## START EXERCISE MATERIAL

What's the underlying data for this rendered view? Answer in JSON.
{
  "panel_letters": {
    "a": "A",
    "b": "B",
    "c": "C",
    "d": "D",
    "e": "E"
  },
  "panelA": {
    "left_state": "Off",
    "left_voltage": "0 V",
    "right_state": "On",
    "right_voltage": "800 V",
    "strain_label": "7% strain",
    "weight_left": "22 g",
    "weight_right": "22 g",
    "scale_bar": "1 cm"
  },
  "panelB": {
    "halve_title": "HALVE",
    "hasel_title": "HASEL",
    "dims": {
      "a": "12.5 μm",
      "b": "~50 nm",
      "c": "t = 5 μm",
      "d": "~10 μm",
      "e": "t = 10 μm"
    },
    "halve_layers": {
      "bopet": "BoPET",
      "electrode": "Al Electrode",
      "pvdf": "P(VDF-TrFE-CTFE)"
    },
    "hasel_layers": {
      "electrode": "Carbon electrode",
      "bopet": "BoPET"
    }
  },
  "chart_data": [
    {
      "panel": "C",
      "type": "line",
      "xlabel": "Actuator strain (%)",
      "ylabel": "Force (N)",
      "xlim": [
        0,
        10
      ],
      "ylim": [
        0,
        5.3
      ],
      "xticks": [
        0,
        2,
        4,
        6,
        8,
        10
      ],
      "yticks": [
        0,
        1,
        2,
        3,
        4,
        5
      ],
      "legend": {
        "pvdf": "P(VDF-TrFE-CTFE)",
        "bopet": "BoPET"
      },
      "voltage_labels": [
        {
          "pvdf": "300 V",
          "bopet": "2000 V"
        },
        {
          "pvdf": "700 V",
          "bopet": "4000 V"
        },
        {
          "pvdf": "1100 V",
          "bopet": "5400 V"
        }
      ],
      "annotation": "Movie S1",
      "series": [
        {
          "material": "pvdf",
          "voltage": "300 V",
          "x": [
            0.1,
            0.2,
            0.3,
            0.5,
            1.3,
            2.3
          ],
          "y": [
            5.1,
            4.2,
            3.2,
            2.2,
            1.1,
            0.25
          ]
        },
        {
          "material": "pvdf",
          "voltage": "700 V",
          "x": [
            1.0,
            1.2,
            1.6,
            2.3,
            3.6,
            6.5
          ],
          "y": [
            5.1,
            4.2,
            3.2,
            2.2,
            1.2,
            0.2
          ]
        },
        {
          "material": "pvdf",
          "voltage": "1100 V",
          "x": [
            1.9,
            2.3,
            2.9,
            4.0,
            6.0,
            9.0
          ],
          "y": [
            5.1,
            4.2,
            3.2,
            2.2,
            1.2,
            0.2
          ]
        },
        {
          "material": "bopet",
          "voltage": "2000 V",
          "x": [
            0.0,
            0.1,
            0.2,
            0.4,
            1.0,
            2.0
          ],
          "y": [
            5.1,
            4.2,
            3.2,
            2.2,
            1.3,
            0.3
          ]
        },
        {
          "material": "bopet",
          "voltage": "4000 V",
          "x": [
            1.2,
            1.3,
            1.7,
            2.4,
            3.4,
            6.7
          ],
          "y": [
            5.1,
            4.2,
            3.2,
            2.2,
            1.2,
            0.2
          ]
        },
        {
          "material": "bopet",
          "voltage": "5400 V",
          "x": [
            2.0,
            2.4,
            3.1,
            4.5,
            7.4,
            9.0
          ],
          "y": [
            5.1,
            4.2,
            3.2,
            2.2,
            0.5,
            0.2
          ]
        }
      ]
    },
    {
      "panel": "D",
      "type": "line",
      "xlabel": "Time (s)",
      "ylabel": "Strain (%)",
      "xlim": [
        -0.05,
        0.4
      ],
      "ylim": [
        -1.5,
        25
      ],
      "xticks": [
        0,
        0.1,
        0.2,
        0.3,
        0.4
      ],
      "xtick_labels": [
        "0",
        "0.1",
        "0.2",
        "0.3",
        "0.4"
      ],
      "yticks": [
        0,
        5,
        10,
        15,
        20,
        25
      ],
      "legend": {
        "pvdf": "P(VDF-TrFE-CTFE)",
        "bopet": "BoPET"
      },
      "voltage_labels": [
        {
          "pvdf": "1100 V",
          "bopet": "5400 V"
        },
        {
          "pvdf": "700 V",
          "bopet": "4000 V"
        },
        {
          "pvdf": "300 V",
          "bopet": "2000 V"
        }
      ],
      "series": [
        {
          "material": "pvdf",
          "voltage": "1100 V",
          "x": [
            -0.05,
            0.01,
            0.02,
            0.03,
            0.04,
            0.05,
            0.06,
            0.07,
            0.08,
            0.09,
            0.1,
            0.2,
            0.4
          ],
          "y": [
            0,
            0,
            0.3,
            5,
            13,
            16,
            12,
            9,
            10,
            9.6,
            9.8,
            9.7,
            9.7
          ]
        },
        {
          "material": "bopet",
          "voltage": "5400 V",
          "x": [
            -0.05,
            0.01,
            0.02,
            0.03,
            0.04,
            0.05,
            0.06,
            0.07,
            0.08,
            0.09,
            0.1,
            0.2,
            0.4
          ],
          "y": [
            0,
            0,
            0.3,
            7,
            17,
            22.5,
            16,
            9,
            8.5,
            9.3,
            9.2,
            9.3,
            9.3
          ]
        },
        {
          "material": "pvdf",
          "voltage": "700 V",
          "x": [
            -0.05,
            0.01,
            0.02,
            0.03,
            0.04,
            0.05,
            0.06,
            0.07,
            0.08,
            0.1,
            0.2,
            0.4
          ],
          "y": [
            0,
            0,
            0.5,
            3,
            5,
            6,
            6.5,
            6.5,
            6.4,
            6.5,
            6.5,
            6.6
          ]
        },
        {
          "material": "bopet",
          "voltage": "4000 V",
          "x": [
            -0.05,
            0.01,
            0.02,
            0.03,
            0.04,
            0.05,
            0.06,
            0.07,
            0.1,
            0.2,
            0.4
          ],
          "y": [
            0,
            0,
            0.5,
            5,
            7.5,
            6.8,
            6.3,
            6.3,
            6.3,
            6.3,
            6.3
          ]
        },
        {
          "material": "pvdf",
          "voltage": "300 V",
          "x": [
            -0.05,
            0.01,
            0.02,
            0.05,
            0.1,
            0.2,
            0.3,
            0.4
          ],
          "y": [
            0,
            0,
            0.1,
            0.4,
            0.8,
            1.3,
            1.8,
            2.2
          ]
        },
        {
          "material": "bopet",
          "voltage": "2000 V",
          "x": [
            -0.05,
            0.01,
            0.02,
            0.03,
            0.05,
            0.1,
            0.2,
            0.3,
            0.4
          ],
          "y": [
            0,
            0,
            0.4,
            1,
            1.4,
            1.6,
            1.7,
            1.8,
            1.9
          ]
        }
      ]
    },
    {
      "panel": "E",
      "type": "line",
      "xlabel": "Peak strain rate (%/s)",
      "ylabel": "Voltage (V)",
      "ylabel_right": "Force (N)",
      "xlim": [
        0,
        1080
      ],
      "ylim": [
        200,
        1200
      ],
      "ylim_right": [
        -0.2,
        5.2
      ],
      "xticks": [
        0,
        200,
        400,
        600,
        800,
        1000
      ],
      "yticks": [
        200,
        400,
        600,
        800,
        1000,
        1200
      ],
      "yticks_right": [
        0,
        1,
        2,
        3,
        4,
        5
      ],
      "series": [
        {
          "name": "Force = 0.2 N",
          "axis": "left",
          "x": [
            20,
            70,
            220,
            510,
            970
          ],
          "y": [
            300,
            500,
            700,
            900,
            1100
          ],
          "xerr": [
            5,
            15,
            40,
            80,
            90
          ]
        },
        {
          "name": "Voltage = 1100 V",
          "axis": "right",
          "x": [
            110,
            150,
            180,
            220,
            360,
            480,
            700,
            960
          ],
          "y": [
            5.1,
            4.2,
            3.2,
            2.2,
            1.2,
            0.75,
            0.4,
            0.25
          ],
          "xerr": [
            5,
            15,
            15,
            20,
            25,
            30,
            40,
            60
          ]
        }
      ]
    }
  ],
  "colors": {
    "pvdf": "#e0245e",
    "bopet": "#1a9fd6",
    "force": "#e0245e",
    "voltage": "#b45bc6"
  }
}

## END EXERCISE MATERIAL

Collect the lines that hold "electrode".

      "electrode": "Al Electrode",
      "electrode": "Carbon electrode",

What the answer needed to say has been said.